(Stored records)
________________

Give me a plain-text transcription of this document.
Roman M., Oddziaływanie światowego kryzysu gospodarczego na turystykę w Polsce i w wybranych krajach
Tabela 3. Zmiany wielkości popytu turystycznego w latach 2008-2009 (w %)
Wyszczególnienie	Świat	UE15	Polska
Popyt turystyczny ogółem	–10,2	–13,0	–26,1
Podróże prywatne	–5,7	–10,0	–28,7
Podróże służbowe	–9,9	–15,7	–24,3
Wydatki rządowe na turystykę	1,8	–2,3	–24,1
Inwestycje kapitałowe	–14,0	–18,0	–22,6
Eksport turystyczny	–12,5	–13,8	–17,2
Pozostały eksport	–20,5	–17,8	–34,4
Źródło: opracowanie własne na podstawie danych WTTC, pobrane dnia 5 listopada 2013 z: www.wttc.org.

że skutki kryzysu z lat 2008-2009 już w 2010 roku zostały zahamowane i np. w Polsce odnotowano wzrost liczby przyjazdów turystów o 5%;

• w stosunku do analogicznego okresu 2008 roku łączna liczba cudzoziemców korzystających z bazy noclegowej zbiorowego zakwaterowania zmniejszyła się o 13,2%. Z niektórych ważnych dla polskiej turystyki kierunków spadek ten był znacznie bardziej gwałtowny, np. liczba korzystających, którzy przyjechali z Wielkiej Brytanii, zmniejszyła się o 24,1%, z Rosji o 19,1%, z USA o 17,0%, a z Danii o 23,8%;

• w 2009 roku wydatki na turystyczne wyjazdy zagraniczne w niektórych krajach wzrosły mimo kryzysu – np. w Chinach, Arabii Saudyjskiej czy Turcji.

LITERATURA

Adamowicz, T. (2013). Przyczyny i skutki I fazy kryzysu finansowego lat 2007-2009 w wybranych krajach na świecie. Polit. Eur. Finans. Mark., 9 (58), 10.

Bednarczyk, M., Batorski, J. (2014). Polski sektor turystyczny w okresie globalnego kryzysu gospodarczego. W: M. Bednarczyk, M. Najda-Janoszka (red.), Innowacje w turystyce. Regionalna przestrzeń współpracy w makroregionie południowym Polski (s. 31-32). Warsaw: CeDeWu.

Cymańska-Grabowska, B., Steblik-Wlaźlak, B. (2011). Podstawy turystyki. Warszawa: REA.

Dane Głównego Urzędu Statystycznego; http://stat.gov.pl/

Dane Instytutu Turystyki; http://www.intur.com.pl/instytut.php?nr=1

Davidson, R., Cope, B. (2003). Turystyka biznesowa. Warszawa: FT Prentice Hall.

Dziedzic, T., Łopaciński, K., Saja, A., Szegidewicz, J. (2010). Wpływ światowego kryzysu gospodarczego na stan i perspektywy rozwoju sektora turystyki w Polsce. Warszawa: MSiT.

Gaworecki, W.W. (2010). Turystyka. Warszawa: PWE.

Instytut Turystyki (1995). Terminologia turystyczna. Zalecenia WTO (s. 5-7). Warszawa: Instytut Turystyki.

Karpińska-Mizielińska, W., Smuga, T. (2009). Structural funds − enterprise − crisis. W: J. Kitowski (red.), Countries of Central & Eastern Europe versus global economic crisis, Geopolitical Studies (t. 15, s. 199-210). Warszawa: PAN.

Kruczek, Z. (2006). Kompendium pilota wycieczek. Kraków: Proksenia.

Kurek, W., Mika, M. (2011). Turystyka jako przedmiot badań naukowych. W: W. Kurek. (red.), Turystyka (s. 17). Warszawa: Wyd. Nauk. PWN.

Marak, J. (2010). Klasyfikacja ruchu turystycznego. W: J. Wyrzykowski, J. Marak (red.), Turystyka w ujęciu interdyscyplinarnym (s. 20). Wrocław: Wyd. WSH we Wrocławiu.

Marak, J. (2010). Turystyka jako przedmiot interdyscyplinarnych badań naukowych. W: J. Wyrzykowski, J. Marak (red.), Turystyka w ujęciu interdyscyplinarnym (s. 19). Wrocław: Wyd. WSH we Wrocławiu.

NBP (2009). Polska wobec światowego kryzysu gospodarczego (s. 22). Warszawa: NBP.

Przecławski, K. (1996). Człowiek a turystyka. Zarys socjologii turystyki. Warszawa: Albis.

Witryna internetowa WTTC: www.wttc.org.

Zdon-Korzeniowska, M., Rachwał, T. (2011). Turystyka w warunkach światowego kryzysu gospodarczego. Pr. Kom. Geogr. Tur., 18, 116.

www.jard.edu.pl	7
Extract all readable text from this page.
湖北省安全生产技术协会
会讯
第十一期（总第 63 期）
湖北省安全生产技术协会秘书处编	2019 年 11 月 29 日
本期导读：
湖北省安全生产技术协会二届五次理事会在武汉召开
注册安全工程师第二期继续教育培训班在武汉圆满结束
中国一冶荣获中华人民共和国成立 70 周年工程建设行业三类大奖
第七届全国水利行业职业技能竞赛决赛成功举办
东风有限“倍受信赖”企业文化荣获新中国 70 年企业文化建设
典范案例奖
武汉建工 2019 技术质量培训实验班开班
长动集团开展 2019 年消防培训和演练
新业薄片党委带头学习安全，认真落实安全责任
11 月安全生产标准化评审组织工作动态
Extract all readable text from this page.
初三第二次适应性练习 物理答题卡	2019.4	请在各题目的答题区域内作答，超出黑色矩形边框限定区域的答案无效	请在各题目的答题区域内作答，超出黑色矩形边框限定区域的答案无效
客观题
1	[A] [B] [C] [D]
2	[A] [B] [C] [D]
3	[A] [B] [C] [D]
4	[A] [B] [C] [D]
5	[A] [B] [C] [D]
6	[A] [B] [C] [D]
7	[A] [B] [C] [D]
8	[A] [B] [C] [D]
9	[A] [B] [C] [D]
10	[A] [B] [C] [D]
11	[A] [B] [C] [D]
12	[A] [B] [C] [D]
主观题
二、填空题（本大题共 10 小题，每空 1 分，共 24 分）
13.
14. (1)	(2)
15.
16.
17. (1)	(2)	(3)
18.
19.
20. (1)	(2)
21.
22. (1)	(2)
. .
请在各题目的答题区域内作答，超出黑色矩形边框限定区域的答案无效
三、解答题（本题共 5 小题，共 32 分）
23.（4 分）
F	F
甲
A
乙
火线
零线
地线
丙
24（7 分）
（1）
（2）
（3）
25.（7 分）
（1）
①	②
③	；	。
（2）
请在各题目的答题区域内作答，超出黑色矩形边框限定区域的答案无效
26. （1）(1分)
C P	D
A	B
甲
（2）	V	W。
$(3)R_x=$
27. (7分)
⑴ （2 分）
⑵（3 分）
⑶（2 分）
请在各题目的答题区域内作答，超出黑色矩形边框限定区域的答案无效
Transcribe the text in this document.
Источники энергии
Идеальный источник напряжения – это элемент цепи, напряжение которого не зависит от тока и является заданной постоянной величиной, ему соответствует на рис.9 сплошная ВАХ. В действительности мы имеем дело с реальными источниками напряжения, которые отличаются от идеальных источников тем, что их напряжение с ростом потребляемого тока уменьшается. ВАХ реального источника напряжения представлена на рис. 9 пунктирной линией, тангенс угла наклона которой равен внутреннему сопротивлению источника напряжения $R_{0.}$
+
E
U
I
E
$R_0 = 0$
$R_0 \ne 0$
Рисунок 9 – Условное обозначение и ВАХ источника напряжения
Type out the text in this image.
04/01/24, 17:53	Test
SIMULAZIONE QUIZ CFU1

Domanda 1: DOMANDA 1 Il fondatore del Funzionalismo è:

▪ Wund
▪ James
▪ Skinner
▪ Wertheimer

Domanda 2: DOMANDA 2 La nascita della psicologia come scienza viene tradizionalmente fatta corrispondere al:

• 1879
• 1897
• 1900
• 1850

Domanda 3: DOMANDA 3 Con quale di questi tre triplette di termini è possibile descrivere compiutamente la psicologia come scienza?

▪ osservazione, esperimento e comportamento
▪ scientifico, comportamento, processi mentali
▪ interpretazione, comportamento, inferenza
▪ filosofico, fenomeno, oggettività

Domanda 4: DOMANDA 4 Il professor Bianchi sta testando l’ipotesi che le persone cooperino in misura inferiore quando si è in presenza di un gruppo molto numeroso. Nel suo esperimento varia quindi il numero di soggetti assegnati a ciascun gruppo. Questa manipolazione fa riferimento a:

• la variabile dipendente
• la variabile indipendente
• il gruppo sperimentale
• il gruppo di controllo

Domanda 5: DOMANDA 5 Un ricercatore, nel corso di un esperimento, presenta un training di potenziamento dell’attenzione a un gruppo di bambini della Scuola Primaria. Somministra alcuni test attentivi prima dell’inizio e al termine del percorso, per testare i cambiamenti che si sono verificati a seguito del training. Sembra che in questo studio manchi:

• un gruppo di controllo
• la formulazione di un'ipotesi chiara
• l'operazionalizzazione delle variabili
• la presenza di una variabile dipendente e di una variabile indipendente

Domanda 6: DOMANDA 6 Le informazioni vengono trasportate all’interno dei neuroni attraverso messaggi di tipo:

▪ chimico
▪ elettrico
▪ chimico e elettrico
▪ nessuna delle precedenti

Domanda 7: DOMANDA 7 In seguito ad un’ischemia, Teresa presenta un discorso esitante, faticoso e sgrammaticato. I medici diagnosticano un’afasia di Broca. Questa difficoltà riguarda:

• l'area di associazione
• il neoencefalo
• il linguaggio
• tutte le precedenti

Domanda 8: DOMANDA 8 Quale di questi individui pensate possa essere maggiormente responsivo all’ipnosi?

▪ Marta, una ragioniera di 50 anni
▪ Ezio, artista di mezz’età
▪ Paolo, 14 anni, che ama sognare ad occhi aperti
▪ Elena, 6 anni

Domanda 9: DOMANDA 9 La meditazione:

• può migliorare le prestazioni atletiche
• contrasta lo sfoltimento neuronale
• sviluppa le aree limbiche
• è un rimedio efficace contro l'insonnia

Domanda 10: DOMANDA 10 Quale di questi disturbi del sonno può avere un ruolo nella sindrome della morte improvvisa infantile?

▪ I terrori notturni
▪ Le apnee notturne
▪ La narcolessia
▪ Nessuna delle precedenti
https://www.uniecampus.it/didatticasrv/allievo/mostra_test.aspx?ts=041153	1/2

________________

§ What this task involves
Copy each line of the preceding data that contains the string "text".

§ Correct answer
Give me a plain-text transcription of this document.
Extract all readable text from this page.
Extract all readable text from this page.
Transcribe the text in this document.
Type out the text in this image.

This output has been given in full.